Excerpt to read:

◇ ◇ ◇

It's only cost me $500 to upgrade from 04 six13 to system six, $2K seems to be high.


----------



## cbart330 (Mar 2, 2006)

Dan Gerous said:


> Another keywords: 'then available'...



Very true! I am hoping that there is something more than a CAAD 8 that they have to blow the dust off of! Not that there is anything wrong with a CAAD 8...I'm just sayin....


----------



## zamboni (Sep 11, 2003)

Caad 8 only had a short life span and Cannondale replaced with a great frame Caad 9.


----------



## Dan Gerous (Mar 28, 2005)

The CAAD8 is back as the entry level frame for 2010.

cbart: I would think that, even if they are out of SuperSix, Six and CAAD9, they wont give you a CAAD8, they would probably prefer to have you wait a little longer and get you something closer to your original frame...


----------



## cbart330 (Mar 2, 2006)

Dan Gerous said:


> The CAAD8 is back as the entry level frame for 2010.
> 
> cbart: I would think that, even if they are out of SuperSix, Six and CAAD9, they wont give you a CAAD8, they would probably prefer to have you wait a little longer and get you something closer to your original frame...


My comments were tongue in cheek.... I really didn't think a CAAD 8 would show up..My experience thus far has been fantastic with Cannondale and I don't expect that should change. Keeping my fingers crossed.


----------



## SweetSix13 (Sep 30, 2009)

you're probably going to get a Six as your replacement.

technology-wise, it's the closest to the System.

(and I love how people spout on about how they paid $XXXX for their bike 3 years ago and want the same cost frame! heard of depreciation? if you wanted to sell your System Six BEFORE the crack was apparent, then you'd get far less than it was worth. trust me - Cannondale will see you right but don't expect a SuperSix Hi-Mod...)


----------



## cbart330 (Mar 2, 2006)

SweetSix13 said:


> you're probably going to get a Six as your replacement.
> 
> technology-wise, it's the closest to the System.
> 
> (and I love how people spout on about how they paid $XXXX for their bike 3 years ago and want the same cost frame! heard of depreciation? if you wanted to sell your System Six BEFORE the crack was apparent, then you'd get far less than it was worth. trust me - Cannondale will see you right but don't expect a SuperSix Hi-Mod...)



Interesting thoughts.....depreciation... is that how they decide on replacement? Seems different than what they state in their warranty policies.....however I see your point, if the bike was 10 yrs old and the top of the line at the time it is not reasonable to expect the top of the line bike today.

◇ ◇ ◇

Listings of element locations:
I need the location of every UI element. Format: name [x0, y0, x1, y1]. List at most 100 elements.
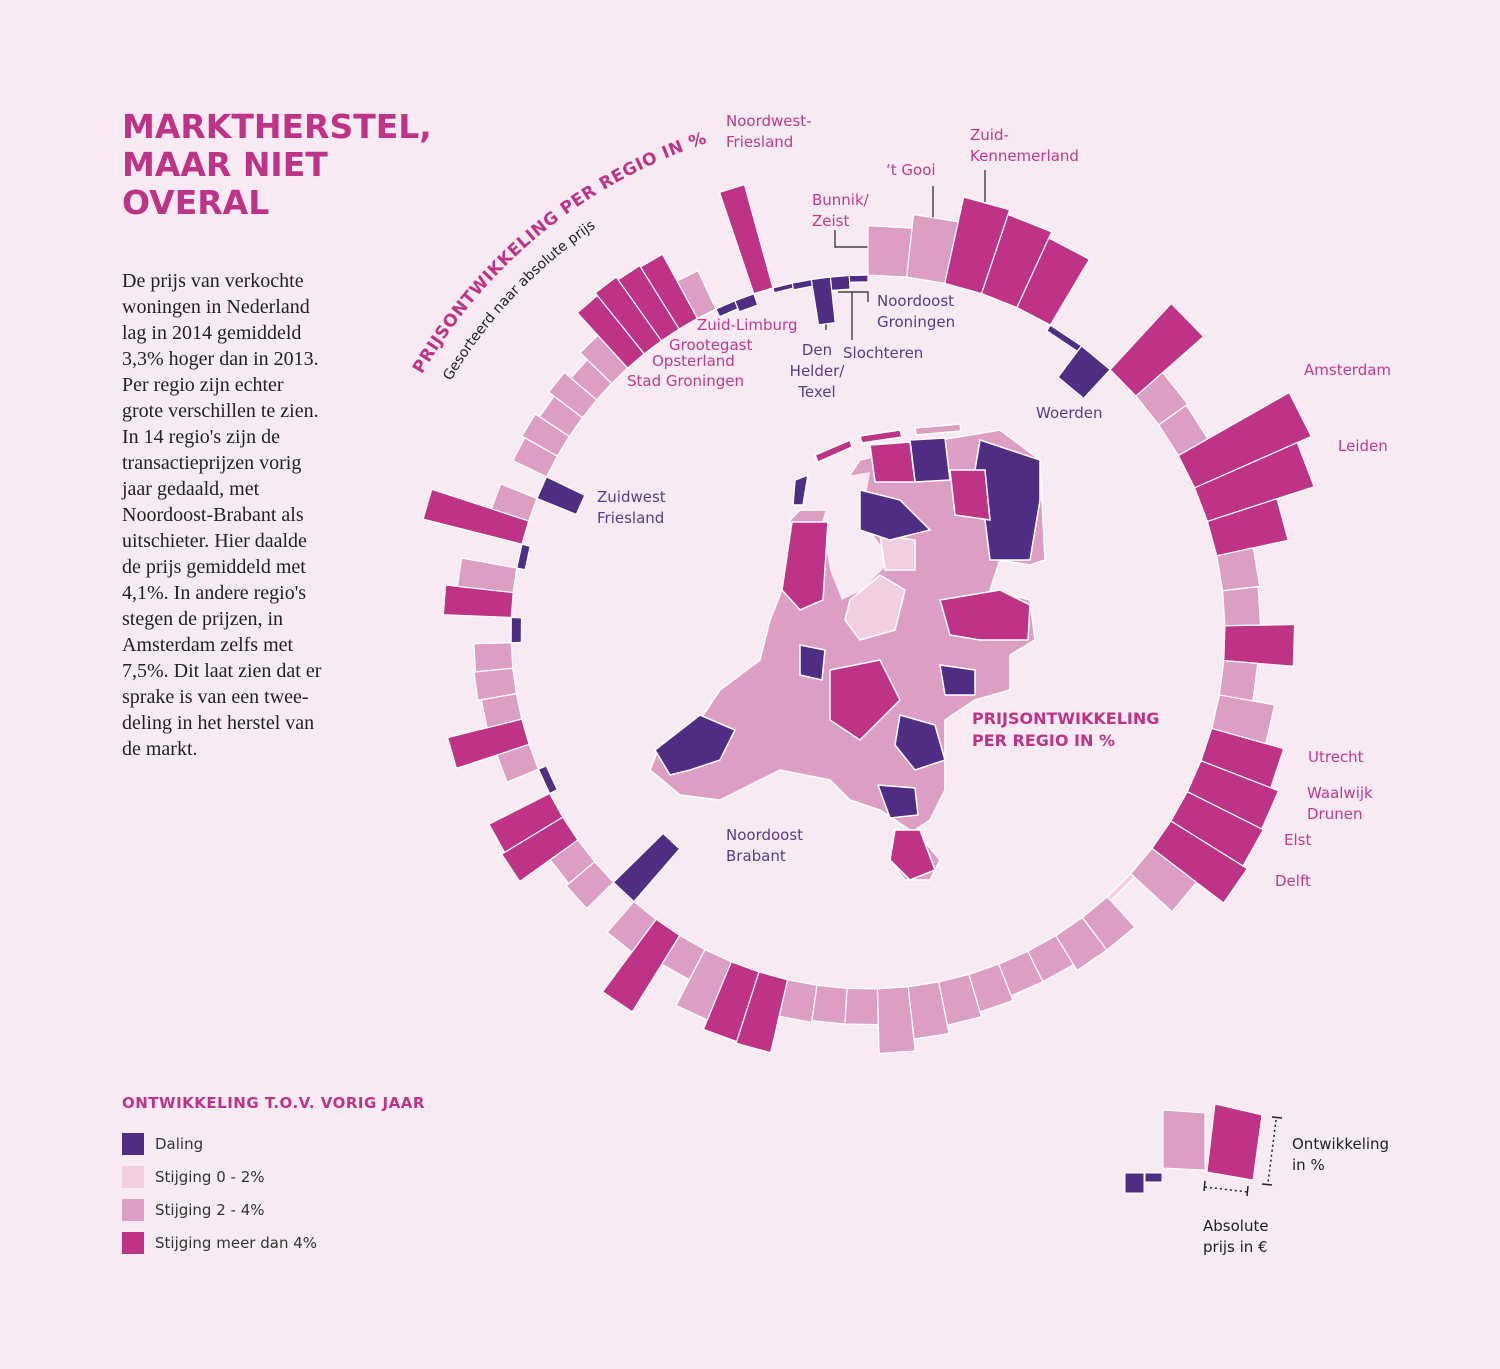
title: MARKTHERSTEL, MAAR NIET OVERAL: [122, 107, 432, 222]
map-region: [879, 534, 916, 571]
bar-label: Opsterland: [652, 352, 735, 370]
key-dim: [1203, 1180, 1206, 1192]
bar: [1135, 371, 1189, 426]
legend-label: Stijging 0 - 2%: [155, 1168, 265, 1186]
bar: [516, 543, 531, 571]
bar-label: Noordwest- Friesland: [726, 112, 812, 151]
bar-label: Stad Groningen: [627, 372, 744, 390]
map-island: [859, 429, 903, 444]
bar-label: Woerden: [1036, 404, 1103, 422]
legend-swatch: [122, 1199, 144, 1221]
bar-label: Zuidwest Friesland: [597, 488, 666, 527]
bar: [537, 765, 558, 795]
bar: [718, 183, 774, 295]
bar: [601, 918, 681, 1013]
map: [649, 423, 1046, 881]
bar: [980, 213, 1053, 309]
bar-label: Amsterdam: [1304, 361, 1392, 379]
key-dim: [1261, 1183, 1273, 1186]
key-illustration: [1124, 1103, 1263, 1194]
map-region: [909, 437, 951, 483]
intro-text: De prijs van verkochte woningen in Neder…: [122, 270, 322, 760]
bar-label: Delft: [1275, 872, 1311, 890]
key-label: Ontwikkeling in %: [1292, 1135, 1390, 1174]
bar: [500, 816, 579, 883]
bar-label: Den Helder/ Texel: [789, 341, 845, 401]
map-water: [822, 472, 892, 600]
key-dim: [1204, 1186, 1249, 1193]
bar-label: Zuid- Kennemerland: [970, 126, 1079, 165]
bar: [1223, 623, 1296, 667]
map-island: [814, 438, 853, 463]
bar: [848, 274, 869, 283]
map-region: [829, 659, 901, 741]
bar: [473, 642, 514, 673]
bar: [676, 269, 717, 320]
bar: [473, 667, 518, 702]
bar: [876, 986, 916, 1055]
map-region: [939, 664, 976, 696]
key-bar: [1144, 1172, 1163, 1183]
bar: [829, 274, 851, 292]
key-bar: [1206, 1103, 1263, 1181]
bar: [422, 488, 530, 545]
bar: [1151, 820, 1249, 904]
map-island: [914, 423, 962, 436]
bar-label: Elst: [1284, 831, 1312, 849]
bar: [811, 984, 848, 1025]
map-title: PRIJSONTWIKKELING PER REGIO IN %: [972, 709, 1160, 750]
bar: [639, 253, 699, 330]
map-region: [889, 829, 936, 881]
key-dim: [1271, 1116, 1283, 1119]
key-dim: [1246, 1185, 1249, 1197]
bar: [1216, 547, 1261, 592]
bar: [490, 483, 538, 522]
bar: [510, 616, 523, 644]
bar-label: Utrecht: [1308, 748, 1364, 766]
map-region: [894, 714, 946, 771]
bar: [1129, 847, 1198, 913]
radial-bars: [422, 183, 1315, 1055]
bar: [867, 225, 913, 278]
key-bar: [1162, 1109, 1206, 1171]
bar-label: Waalwijk Drunen: [1307, 784, 1373, 823]
bar: [488, 792, 564, 854]
legend-title: ONTWIKKELING T.O.V. VORIG JAAR: [122, 1094, 425, 1112]
bar: [1109, 302, 1205, 397]
legend-swatches: [122, 1133, 144, 1254]
bar: [1054, 916, 1108, 972]
bar: [594, 276, 663, 355]
bar: [844, 987, 879, 1026]
bar: [536, 476, 586, 516]
bar: [442, 584, 514, 619]
bar: [1057, 345, 1111, 400]
bar: [456, 557, 518, 594]
bar: [734, 292, 759, 313]
bar-label: Bunnik/ Zeist: [812, 191, 869, 230]
bar: [1016, 237, 1091, 326]
bar: [446, 718, 530, 770]
bar-label: Zuid-Limburg: [697, 316, 798, 334]
bar-label: Slochteren: [843, 344, 924, 362]
bar: [1046, 324, 1083, 353]
legend-swatch: [122, 1133, 144, 1155]
bar: [810, 276, 836, 326]
bar: [1106, 872, 1136, 902]
legend-label: Daling: [155, 1135, 204, 1153]
bar: [735, 971, 789, 1054]
bar-label: Leiden: [1338, 437, 1388, 455]
map-region: [844, 574, 906, 641]
key-bar: [1124, 1172, 1145, 1194]
bar: [1177, 391, 1313, 489]
bar: [547, 371, 598, 419]
key-dim: [1267, 1119, 1277, 1184]
map-region: [781, 521, 829, 611]
bar: [791, 278, 814, 291]
map-region: [949, 469, 991, 521]
bar: [1221, 585, 1262, 627]
bar: [675, 948, 733, 1021]
leader-line: [838, 291, 869, 302]
bar: [606, 900, 657, 953]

◇ ◇ ◇

Problems to work on:
A – Reproduce the passage of the Cannondale forum thread from "Interesting thoughts.....depreciation... is" up to and including "line bike today.".
B – Name each distinct username that appears as a post header in the Cannondale forum thread, listing each only once.

Outputs by task:
A –
Interesting thoughts.....depreciation... is that how they decide on replacement? Seems different than what they state in their warranty policies.....however I see your point, if the bike was 10 yrs old and the top of the line at the time it is not reasonable to expect the top of the line bike today.

B – cbart330, zamboni, Dan Gerous, SweetSix13